**Written request**
Search the records for "Management" and copy each line that holds it.
======== Data for processing ========
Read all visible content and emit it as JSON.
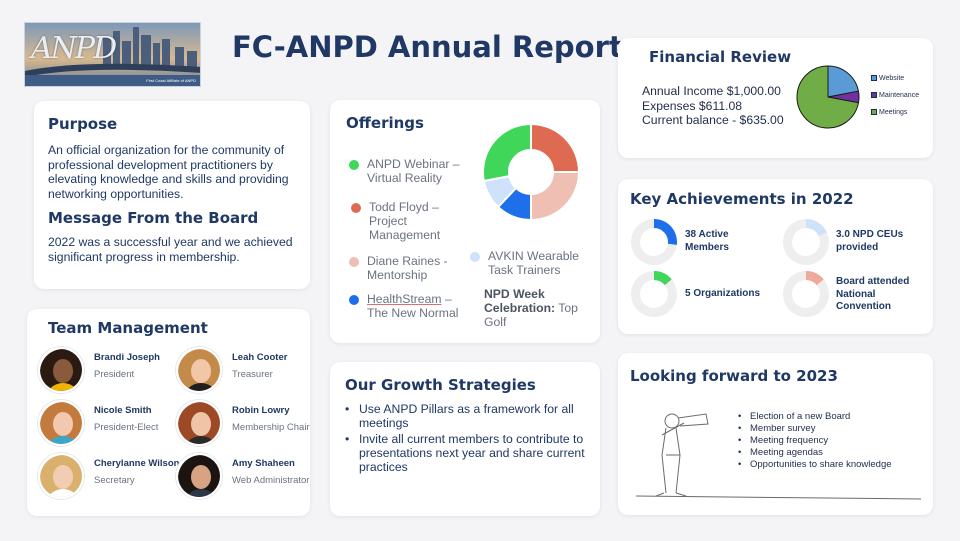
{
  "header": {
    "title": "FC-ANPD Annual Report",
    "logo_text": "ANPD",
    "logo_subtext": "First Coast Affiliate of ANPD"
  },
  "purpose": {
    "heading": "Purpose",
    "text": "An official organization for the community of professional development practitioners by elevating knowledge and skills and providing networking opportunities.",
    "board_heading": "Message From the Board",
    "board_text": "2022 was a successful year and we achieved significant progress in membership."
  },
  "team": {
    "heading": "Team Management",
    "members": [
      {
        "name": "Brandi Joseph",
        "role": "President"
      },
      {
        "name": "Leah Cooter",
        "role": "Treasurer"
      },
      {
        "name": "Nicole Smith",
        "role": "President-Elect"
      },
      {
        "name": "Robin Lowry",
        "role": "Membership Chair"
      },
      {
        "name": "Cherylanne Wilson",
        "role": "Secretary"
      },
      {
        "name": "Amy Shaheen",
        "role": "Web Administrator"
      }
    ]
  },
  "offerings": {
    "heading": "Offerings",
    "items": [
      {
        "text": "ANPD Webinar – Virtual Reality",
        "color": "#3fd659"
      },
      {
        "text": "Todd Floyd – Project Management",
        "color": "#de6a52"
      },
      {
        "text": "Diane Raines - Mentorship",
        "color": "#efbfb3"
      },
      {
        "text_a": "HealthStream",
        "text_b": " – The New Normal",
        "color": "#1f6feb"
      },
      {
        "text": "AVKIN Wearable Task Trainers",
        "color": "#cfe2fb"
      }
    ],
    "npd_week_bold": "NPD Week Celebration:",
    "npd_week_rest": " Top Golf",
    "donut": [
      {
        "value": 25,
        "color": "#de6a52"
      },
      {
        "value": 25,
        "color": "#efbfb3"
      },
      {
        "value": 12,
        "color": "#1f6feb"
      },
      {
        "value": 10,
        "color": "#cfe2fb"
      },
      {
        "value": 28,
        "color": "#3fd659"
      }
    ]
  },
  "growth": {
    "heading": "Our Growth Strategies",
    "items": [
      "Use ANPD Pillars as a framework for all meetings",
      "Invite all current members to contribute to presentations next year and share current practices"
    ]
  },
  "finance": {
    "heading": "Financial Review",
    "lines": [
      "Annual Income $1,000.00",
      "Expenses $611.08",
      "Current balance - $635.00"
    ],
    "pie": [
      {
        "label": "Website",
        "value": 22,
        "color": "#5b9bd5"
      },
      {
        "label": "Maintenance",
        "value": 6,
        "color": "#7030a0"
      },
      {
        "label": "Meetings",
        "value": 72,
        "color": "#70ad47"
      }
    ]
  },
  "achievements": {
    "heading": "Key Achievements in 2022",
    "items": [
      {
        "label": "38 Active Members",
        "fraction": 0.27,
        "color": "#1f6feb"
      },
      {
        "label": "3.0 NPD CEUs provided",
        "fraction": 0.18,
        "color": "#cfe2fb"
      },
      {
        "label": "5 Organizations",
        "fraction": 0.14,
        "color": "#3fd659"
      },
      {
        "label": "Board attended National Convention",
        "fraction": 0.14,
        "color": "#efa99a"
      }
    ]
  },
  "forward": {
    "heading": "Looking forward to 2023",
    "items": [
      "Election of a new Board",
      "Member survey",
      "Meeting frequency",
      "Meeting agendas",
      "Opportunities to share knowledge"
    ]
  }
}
========
**Answer in full**
    "heading": "Team Management",
        "text": "Todd Floyd – Project Management",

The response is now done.